■ **Problem to work on**:
Filter the entries that follow, copying every line in which the word "Živé" appears.

■ **Material for the task**:

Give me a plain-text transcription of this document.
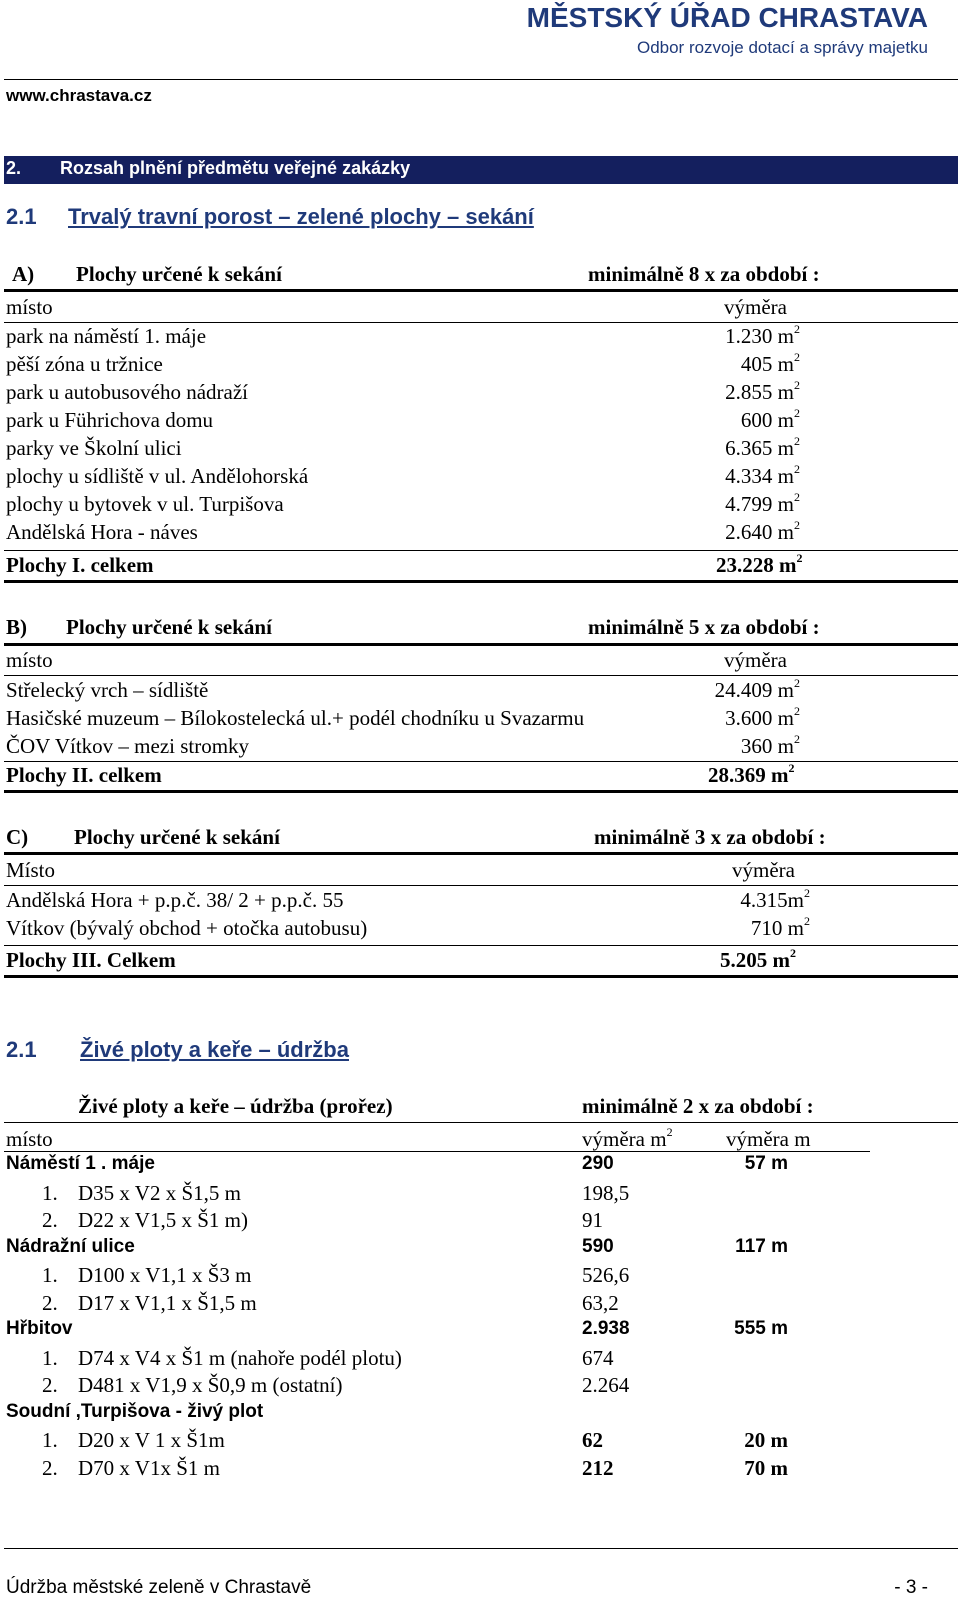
MĚSTSKÝ ÚŘAD CHRASTAVA
Odbor rozvoje dotací a správy majetku
www.chrastava.cz
2. Rozsah plnění předmětu veřejné zakázky
2.1 Trvalý travní porost – zelené plochy – sekání
A) Plochy určené k sekání	minimálně 8 x za období :
místo	výměra
park na náměstí 1. máje	1.230 $m^2$
pěší zóna u tržnice	405 $m^2$
park u autobusového nádraží	2.855 $m^2$
park u Führichova domu	600 $m^2$
parky ve Školní ulici	6.365 $m^2$
plochy u sídliště v ul. Andělohorská	4.334 $m^2$
plochy u bytovek v ul. Turpišova	4.799 $m^2$
Andělská Hora - náves	2.640 $m^2$
Plochy I. celkem	23.228 $m^2$
B) Plochy určené k sekání	minimálně 5 x za období :
místo	výměra
Střelecký vrch – sídliště	24.409 $m^2$
Hasičské muzeum – Bílokostelecká ul.+ podél chodníku u Svazarmu	3.600 $m^2$
ČOV Vítkov – mezi stromky	360 $m^2$
Plochy II. celkem	28.369 $m^2$
C) Plochy určené k sekání	minimálně 3 x za období :
Místo	výměra
Andělská Hora + p.p.č. 38/ 2 + p.p.č. 55	$4.315m^2$
Vítkov (bývalý obchod + otočka autobusu)	710 $m^2$
Plochy III. Celkem	5.205 $m^2$
2.1 Živé ploty a keře – údržba
Živé ploty a keře – údržba (prořez)	minimálně 2 x za období :
místo	výměra $m^2$	výměra m
Náměstí 1 . máje	290	57 m
1. D35 x V2 x Š1,5 m	198,5
2. D22 x V1,5 x Š1 m)	91
Nádražní ulice	590	117 m
1. D100 x V1,1 x Š3 m	526,6
2. D17 x V1,1 x Š1,5 m	63,2
Hřbitov	2.938	555 m
1. D74 x V4 x Š1 m (nahoře podél plotu)	674
2. D481 x V1,9 x Š0,9 m (ostatní)	2.264
Soudní ,Turpišova - živý plot
1. D20 x V 1 x Š1m	62	20 m
2. D70 x V1x Š1 m	212	70 m
Údržba městské zeleně v Chrastavě	- 3 -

■ **Written response**:
2.1 Živé ploty a keře – údržba
Živé ploty a keře – údržba (prořez)	minimálně 2 x za období :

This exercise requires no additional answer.